Data records

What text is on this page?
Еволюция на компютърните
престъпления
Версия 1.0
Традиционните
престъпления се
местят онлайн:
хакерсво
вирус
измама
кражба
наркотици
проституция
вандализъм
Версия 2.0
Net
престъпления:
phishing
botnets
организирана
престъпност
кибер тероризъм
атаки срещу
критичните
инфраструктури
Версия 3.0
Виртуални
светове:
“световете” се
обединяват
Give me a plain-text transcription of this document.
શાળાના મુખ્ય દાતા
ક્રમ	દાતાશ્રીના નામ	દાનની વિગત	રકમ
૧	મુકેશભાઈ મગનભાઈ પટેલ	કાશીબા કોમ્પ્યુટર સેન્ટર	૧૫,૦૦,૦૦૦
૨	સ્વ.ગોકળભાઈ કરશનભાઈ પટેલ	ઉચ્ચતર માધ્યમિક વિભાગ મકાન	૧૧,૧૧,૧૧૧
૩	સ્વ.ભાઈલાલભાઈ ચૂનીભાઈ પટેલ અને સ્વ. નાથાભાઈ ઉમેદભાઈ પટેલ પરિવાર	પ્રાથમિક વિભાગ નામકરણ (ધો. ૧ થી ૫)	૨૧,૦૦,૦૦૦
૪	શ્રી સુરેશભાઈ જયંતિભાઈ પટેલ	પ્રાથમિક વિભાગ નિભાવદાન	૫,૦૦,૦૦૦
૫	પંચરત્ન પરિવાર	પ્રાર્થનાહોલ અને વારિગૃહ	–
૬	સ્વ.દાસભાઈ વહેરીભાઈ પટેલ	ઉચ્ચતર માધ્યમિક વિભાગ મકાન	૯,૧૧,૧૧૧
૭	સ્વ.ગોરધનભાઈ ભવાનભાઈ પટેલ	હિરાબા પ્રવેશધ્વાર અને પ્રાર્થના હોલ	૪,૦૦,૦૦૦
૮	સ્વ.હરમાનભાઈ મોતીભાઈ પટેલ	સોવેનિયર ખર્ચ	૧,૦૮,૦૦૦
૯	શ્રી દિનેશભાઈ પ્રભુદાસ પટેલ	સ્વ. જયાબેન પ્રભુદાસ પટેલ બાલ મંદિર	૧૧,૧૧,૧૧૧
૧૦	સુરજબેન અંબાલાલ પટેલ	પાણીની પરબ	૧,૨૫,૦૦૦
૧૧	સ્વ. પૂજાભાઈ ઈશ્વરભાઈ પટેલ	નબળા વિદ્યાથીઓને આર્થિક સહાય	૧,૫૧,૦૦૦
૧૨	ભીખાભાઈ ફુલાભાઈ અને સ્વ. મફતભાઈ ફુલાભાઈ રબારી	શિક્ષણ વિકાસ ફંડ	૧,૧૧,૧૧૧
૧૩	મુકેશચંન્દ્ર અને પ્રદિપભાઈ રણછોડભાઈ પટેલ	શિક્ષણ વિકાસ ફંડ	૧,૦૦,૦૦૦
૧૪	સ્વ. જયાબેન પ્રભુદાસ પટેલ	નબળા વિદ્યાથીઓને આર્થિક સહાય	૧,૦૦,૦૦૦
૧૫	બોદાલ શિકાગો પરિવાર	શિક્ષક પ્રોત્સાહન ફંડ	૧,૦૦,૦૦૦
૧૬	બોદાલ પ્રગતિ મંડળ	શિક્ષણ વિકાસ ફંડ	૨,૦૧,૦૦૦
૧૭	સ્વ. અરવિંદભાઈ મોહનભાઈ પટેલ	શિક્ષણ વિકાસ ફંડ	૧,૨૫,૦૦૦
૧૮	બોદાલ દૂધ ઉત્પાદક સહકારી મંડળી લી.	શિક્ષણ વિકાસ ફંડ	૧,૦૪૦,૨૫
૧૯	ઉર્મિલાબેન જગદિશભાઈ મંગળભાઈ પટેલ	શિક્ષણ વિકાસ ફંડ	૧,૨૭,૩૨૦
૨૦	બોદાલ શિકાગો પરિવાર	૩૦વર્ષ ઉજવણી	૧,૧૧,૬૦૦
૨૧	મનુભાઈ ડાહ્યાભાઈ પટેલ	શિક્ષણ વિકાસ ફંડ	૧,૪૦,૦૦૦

## What is being asked
Whichever lines contain the string "престъпления", select and copy them.

## The completed task
престъпления
престъпления се
престъпления:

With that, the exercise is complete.